Condense the paragraph beginning "For a few months one summer" from the childhood memory below into a short bulleted list that keeps its main facts.

** begin ARTICLE **

For a few months one summer when I was a kid, a homeless man slept in the alleyway behind our home. Our backyard shared a fence with a two-story Methodist church that went largely unused during the week, and the small concrete patio beneath its back stairs made for a quiet, inviting shelter from the rain. The man generally came and went under the cover of night, so we didn’t notice him much, but occasionally we’d hear him cough, or smell cigarette smoke wafting over the fence, and we’d know he was back again. I don’t remember actually fearing him, per se, but fearing the idea of him—that someone could so easily breach our quiet suburban bubble. And I don’t know how many nights he spent sleeping on the other side of our fence, but I do know that whenever we caught wind of him in our backyard, Dad would pick up the phone and call the police. I felt bad for the man on those nights, and I know Dad did too, because after he hung up the phone, he always stuck his head out the window and hollered, in a voice that was not unkind, that the cops were coming and he ought to get moving.

** end ARTICLE **
** begin STORED DATA **

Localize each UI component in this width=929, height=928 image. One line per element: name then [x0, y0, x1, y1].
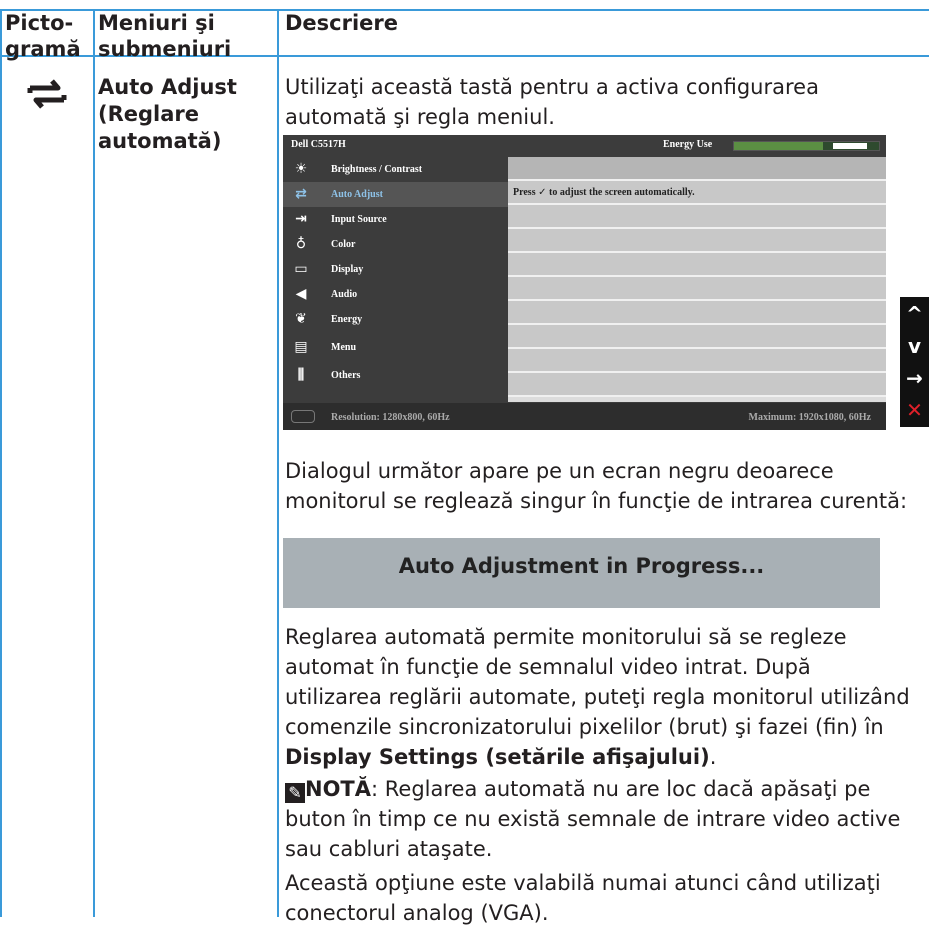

** end STORED DATA **

→ **RESPONSE TO THE EXERCISE**
- One summer during the narrator's childhood, a homeless man slept for a few months in the alleyway behind the family's home.
- He sheltered on a small concrete patio under the back stairs of a two-story Methodist church that shared the backyard fence and was mostly unused during the week.
- He usually came and went at night, so the family noticed him only when they heard him cough or smelled his cigarette smoke.
- The narrator feared less the man himself than the idea that someone could so easily breach their quiet suburban bubble.
- Whenever the family noticed him, Dad called the police.
- The narrator felt bad for the man, and so did Dad, who after each call leaned out the window and shouted, not unkindly, that the cops were coming and he should get moving.